------ Data entries ------

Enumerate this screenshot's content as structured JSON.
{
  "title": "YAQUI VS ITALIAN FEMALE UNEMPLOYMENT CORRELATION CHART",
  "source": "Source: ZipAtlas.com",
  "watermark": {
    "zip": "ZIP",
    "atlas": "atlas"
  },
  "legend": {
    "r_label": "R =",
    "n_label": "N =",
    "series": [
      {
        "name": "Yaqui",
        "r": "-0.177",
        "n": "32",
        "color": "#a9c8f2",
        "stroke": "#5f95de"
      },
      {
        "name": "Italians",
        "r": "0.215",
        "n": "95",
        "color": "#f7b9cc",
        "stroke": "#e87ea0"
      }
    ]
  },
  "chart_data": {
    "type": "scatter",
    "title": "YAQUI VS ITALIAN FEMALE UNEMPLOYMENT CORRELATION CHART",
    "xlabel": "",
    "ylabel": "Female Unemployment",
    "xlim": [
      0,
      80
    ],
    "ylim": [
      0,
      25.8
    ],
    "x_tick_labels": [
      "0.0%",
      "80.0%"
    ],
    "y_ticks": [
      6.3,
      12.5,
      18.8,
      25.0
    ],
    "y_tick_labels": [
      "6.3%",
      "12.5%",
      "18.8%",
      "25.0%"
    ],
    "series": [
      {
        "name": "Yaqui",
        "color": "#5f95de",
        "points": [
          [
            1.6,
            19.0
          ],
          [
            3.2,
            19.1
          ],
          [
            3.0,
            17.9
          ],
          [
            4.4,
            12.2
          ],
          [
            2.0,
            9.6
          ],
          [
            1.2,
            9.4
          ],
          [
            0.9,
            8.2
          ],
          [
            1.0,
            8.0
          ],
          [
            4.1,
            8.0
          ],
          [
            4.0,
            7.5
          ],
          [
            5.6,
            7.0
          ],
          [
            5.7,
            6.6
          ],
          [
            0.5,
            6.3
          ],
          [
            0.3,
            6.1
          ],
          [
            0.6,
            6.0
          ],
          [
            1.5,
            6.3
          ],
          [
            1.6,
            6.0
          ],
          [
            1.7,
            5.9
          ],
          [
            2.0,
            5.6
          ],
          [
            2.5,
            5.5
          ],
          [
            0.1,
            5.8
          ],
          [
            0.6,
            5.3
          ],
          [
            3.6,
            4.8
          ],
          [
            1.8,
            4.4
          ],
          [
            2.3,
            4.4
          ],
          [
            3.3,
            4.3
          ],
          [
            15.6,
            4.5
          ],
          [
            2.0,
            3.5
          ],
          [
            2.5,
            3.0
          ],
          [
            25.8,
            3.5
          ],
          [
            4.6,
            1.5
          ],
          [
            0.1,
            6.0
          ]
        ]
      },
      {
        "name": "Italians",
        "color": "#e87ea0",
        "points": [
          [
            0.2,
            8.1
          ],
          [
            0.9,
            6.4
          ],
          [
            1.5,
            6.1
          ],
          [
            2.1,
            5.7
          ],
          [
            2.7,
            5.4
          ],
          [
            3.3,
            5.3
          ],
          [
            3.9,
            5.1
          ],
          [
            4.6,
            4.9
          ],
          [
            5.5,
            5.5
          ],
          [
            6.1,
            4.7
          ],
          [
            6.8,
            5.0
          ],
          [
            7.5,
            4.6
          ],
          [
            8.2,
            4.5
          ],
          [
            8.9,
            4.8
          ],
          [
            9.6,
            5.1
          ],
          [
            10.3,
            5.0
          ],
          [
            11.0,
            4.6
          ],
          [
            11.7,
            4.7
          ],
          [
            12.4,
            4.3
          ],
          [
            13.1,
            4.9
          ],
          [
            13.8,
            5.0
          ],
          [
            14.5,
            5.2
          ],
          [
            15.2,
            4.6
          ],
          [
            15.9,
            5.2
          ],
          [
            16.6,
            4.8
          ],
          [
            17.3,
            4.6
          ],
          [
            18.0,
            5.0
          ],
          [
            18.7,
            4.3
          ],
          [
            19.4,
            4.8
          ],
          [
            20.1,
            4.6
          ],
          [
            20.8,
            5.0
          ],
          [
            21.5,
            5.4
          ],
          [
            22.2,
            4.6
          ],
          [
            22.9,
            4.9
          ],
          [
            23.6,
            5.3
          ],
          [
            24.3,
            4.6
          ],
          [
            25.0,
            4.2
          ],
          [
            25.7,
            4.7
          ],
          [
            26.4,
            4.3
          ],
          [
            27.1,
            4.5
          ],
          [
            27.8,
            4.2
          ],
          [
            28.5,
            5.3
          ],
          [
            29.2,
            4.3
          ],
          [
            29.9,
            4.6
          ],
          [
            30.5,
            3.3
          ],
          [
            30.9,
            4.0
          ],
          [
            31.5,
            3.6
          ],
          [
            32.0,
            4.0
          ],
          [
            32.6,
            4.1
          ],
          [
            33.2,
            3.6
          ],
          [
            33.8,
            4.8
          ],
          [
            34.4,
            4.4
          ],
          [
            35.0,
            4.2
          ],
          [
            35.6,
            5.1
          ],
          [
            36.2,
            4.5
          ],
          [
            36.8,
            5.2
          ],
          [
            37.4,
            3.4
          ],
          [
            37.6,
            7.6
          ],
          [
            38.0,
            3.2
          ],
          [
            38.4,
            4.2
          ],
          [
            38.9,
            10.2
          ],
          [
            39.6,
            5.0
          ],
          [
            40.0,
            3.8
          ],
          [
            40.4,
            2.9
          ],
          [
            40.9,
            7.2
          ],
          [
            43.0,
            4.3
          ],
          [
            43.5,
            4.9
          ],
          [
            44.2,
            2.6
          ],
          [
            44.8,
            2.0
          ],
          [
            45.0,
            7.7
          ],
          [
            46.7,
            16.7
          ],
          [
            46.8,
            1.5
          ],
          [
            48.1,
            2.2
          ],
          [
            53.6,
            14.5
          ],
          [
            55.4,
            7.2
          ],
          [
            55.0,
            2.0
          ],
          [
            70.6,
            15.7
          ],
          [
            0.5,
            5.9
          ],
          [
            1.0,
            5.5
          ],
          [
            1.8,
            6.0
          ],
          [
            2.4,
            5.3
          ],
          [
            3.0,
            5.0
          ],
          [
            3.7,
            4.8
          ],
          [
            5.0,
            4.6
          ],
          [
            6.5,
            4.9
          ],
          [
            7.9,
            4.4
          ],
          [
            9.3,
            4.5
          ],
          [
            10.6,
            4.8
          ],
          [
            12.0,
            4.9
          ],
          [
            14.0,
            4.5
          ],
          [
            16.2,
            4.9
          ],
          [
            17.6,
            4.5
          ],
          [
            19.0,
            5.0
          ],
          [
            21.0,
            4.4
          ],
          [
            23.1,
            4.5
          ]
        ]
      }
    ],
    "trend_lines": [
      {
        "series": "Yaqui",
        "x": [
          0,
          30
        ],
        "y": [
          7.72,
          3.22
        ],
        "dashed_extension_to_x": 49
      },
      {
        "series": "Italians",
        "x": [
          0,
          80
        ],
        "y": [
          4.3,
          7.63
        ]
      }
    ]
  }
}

------

> Set problem:
Repeat the data above, word for word.

> Output for this exercise:
Enumerate this screenshot's content as structured JSON.
{
  "title": "YAQUI VS ITALIAN FEMALE UNEMPLOYMENT CORRELATION CHART",
  "source": "Source: ZipAtlas.com",
  "watermark": {
    "zip": "ZIP",
    "atlas": "atlas"
  },
  "legend": {
    "r_label": "R =",
    "n_label": "N =",
    "series": [
      {
        "name": "Yaqui",
        "r": "-0.177",
        "n": "32",
        "color": "#a9c8f2",
        "stroke": "#5f95de"
      },
      {
        "name": "Italians",
        "r": "0.215",
        "n": "95",
        "color": "#f7b9cc",
        "stroke": "#e87ea0"
      }
    ]
  },
  "chart_data": {
    "type": "scatter",
    "title": "YAQUI VS ITALIAN FEMALE UNEMPLOYMENT CORRELATION CHART",
    "xlabel": "",
    "ylabel": "Female Unemployment",
    "xlim": [
      0,
      80
    ],
    "ylim": [
      0,
      25.8
    ],
    "x_tick_labels": [
      "0.0%",
      "80.0%"
    ],
    "y_ticks": [
      6.3,
      12.5,
      18.8,
      25.0
    ],
    "y_tick_labels": [
      "6.3%",
      "12.5%",
      "18.8%",
      "25.0%"
    ],
    "series": [
      {
        "name": "Yaqui",
        "color": "#5f95de",
        "points": [
          [
            1.6,
            19.0
          ],
          [
            3.2,
            19.1
          ],
          [
            3.0,
            17.9
          ],
          [
            4.4,
            12.2
          ],
          [
            2.0,
            9.6
          ],
          [
            1.2,
            9.4
          ],
          [
            0.9,
            8.2
          ],
          [
            1.0,
            8.0
          ],
          [
            4.1,
            8.0
          ],
          [
            4.0,
            7.5
          ],
          [
            5.6,
            7.0
          ],
          [
            5.7,
            6.6
          ],
          [
            0.5,
            6.3
          ],
          [
            0.3,
            6.1
          ],
          [
            0.6,
            6.0
          ],
          [
            1.5,
            6.3
          ],
          [
            1.6,
            6.0
          ],
          [
            1.7,
            5.9
          ],
          [
            2.0,
            5.6
          ],
          [
            2.5,
            5.5
          ],
          [
            0.1,
            5.8
          ],
          [
            0.6,
            5.3
          ],
          [
            3.6,
            4.8
          ],
          [
            1.8,
            4.4
          ],
          [
            2.3,
            4.4
          ],
          [
            3.3,
            4.3
          ],
          [
            15.6,
            4.5
          ],
          [
            2.0,
            3.5
          ],
          [
            2.5,
            3.0
          ],
          [
            25.8,
            3.5
          ],
          [
            4.6,
            1.5
          ],
          [
            0.1,
            6.0
          ]
        ]
      },
      {
        "name": "Italians",
        "color": "#e87ea0",
        "points": [
          [
            0.2,
            8.1
          ],
          [
            0.9,
            6.4
          ],
          [
            1.5,
            6.1
          ],
          [
            2.1,
            5.7
          ],
          [
            2.7,
            5.4
          ],
          [
            3.3,
            5.3
          ],
          [
            3.9,
            5.1
          ],
          [
            4.6,
            4.9
          ],
          [
            5.5,
            5.5
          ],
          [
            6.1,
            4.7
          ],
          [
            6.8,
            5.0
          ],
          [
            7.5,
            4.6
          ],
          [
            8.2,
            4.5
          ],
          [
            8.9,
            4.8
          ],
          [
            9.6,
            5.1
          ],
          [
            10.3,
            5.0
          ],
          [
            11.0,
            4.6
          ],
          [
            11.7,
            4.7
          ],
          [
            12.4,
            4.3
          ],
          [
            13.1,
            4.9
          ],
          [
            13.8,
            5.0
          ],
          [
            14.5,
            5.2
          ],
          [
            15.2,
            4.6
          ],
          [
            15.9,
            5.2
          ],
          [
            16.6,
            4.8
          ],
          [
            17.3,
            4.6
          ],
          [
            18.0,
            5.0
          ],
          [
            18.7,
            4.3
          ],
          [
            19.4,
            4.8
          ],
          [
            20.1,
            4.6
          ],
          [
            20.8,
            5.0
          ],
          [
            21.5,
            5.4
          ],
          [
            22.2,
            4.6
          ],
          [
            22.9,
            4.9
          ],
          [
            23.6,
            5.3
          ],
          [
            24.3,
            4.6
          ],
          [
            25.0,
            4.2
          ],
          [
            25.7,
            4.7
          ],
          [
            26.4,
            4.3
          ],
          [
            27.1,
            4.5
          ],
          [
            27.8,
            4.2
          ],
          [
            28.5,
            5.3
          ],
          [
            29.2,
            4.3
          ],
          [
            29.9,
            4.6
          ],
          [
            30.5,
            3.3
          ],
          [
            30.9,
            4.0
          ],
          [
            31.5,
            3.6
          ],
          [
            32.0,
            4.0
          ],
          [
            32.6,
            4.1
          ],
          [
            33.2,
            3.6
          ],
          [
            33.8,
            4.8
          ],
          [
            34.4,
            4.4
          ],
          [
            35.0,
            4.2
          ],
          [
            35.6,
            5.1
          ],
          [
            36.2,
            4.5
          ],
          [
            36.8,
            5.2
          ],
          [
            37.4,
            3.4
          ],
          [
            37.6,
            7.6
          ],
          [
            38.0,
            3.2
          ],
          [
            38.4,
            4.2
          ],
          [
            38.9,
            10.2
          ],
          [
            39.6,
            5.0
          ],
          [
            40.0,
            3.8
          ],
          [
            40.4,
            2.9
          ],
          [
            40.9,
            7.2
          ],
          [
            43.0,
            4.3
          ],
          [
            43.5,
            4.9
          ],
          [
            44.2,
            2.6
          ],
          [
            44.8,
            2.0
          ],
          [
            45.0,
            7.7
          ],
          [
            46.7,
            16.7
          ],
          [
            46.8,
            1.5
          ],
          [
            48.1,
            2.2
          ],
          [
            53.6,
            14.5
          ],
          [
            55.4,
            7.2
          ],
          [
            55.0,
            2.0
          ],
          [
            70.6,
            15.7
          ],
          [
            0.5,
            5.9
          ],
          [
            1.0,
            5.5
          ],
          [
            1.8,
            6.0
          ],
          [
            2.4,
            5.3
          ],
          [
            3.0,
            5.0
          ],
          [
            3.7,
            4.8
          ],
          [
            5.0,
            4.6
          ],
          [
            6.5,
            4.9
          ],
          [
            7.9,
            4.4
          ],
          [
            9.3,
            4.5
          ],
          [
            10.6,
            4.8
          ],
          [
            12.0,
            4.9
          ],
          [
            14.0,
            4.5
          ],
          [
            16.2,
            4.9
          ],
          [
            17.6,
            4.5
          ],
          [
            19.0,
            5.0
          ],
          [
            21.0,
            4.4
          ],
          [
            23.1,
            4.5
          ]
        ]
      }
    ],
    "trend_lines": [
      {
        "series": "Yaqui",
        "x": [
          0,
          30
        ],
        "y": [
          7.72,
          3.22
        ],
        "dashed_extension_to_x": 49
      },
      {
        "series": "Italians",
        "x": [
          0,
          80
        ],
        "y": [
          4.3,
          7.63
        ]
      }
    ]
  }
}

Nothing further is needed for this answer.